## WORK TO BE COMPLETED
Pictures stay out of your copy, but everything else in the records below must be repeated exactly.

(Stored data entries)
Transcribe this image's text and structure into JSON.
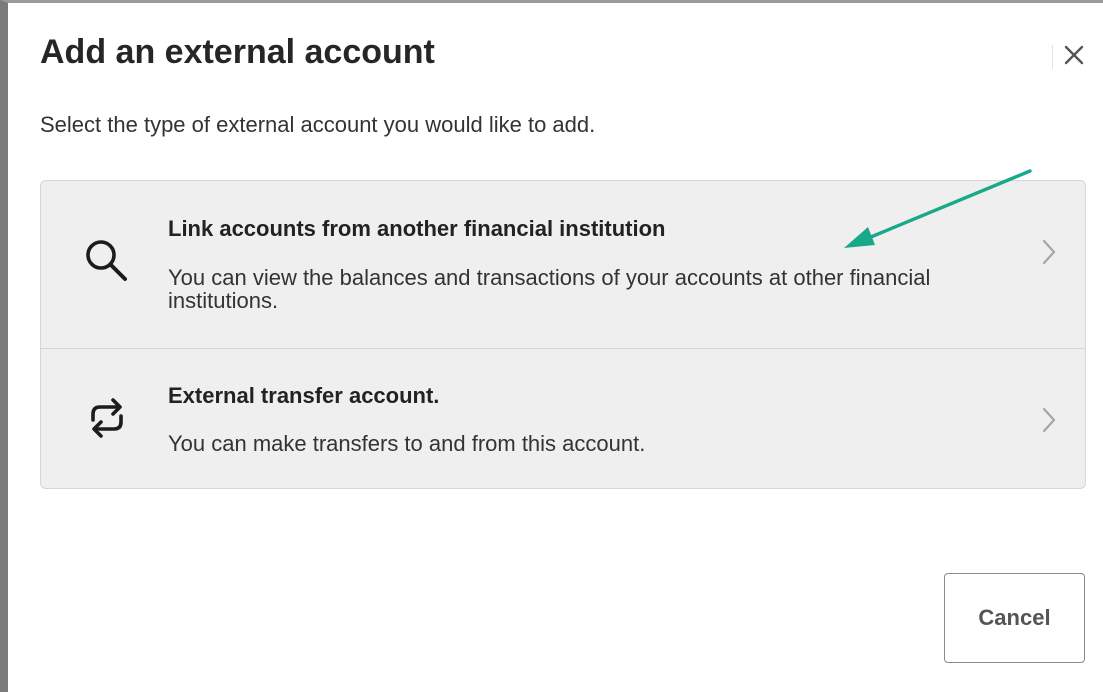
{
  "dialog": {
    "title": "Add an external account",
    "instruction": "Select the type of external account you would like to add.",
    "close_icon": "close-icon"
  },
  "options": [
    {
      "title": "Link accounts from another financial institution",
      "description": "You can view the balances and transactions of your accounts at other financial institutions.",
      "icon": "search-icon"
    },
    {
      "title": "External transfer account.",
      "description": "You can make transfers to and from this account.",
      "icon": "transfer-icon"
    }
  ],
  "annotation": {
    "color": "#1aa88a",
    "icon": "arrow-annotation"
  },
  "footer": {
    "cancel_label": "Cancel"
  }
}
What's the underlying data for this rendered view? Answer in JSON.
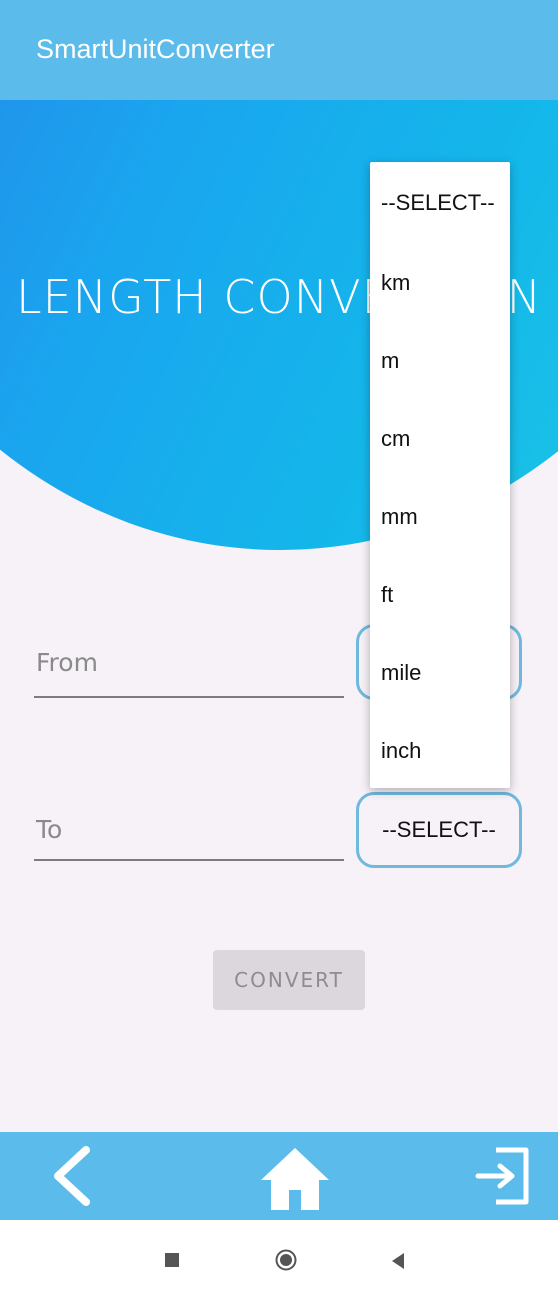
{
  "app_bar": {
    "title": "SmartUnitConverter"
  },
  "hero": {
    "title": "LENGTH CONVERSION"
  },
  "form": {
    "from_placeholder": "From",
    "to_placeholder": "To",
    "to_unit_selected": "--SELECT--",
    "convert_label": "CONVERT"
  },
  "dropdown": {
    "options": [
      "--SELECT--",
      "km",
      "m",
      "cm",
      "mm",
      "ft",
      "mile",
      "inch"
    ]
  },
  "bottom_nav": {
    "icons": [
      "back-chevron-icon",
      "home-icon",
      "logout-icon"
    ]
  },
  "system_nav": {
    "icons": [
      "recent-apps-icon",
      "home-circle-icon",
      "back-triangle-icon"
    ]
  },
  "colors": {
    "primary": "#5bbbea",
    "gradient_start": "#2f6fe0",
    "gradient_end": "#1fcbe2",
    "background": "#f7f1f8",
    "spinner_border": "#6fb9df"
  }
}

## SOLUTION
Transcribe this image's text and structure into JSON.
{
  "dialog": {
    "title": "Add an external account",
    "instruction": "Select the type of external account you would like to add.",
    "close_icon": "close-icon"
  },
  "options": [
    {
      "title": "Link accounts from another financial institution",
      "description": "You can view the balances and transactions of your accounts at other financial institutions.",
      "icon": "search-icon"
    },
    {
      "title": "External transfer account.",
      "description": "You can make transfers to and from this account.",
      "icon": "transfer-icon"
    }
  ],
  "annotation": {
    "color": "#1aa88a",
    "icon": "arrow-annotation"
  },
  "footer": {
    "cancel_label": "Cancel"
  }
}
What's the underlying data for this rendered view? Answer in JSON.
{
  "app_bar": {
    "title": "SmartUnitConverter"
  },
  "hero": {
    "title": "LENGTH CONVERSION"
  },
  "form": {
    "from_placeholder": "From",
    "to_placeholder": "To",
    "to_unit_selected": "--SELECT--",
    "convert_label": "CONVERT"
  },
  "dropdown": {
    "options": [
      "--SELECT--",
      "km",
      "m",
      "cm",
      "mm",
      "ft",
      "mile",
      "inch"
    ]
  },
  "bottom_nav": {
    "icons": [
      "back-chevron-icon",
      "home-icon",
      "logout-icon"
    ]
  },
  "system_nav": {
    "icons": [
      "recent-apps-icon",
      "home-circle-icon",
      "back-triangle-icon"
    ]
  },
  "colors": {
    "primary": "#5bbbea",
    "gradient_start": "#2f6fe0",
    "gradient_end": "#1fcbe2",
    "background": "#f7f1f8",
    "spinner_border": "#6fb9df"
  }
}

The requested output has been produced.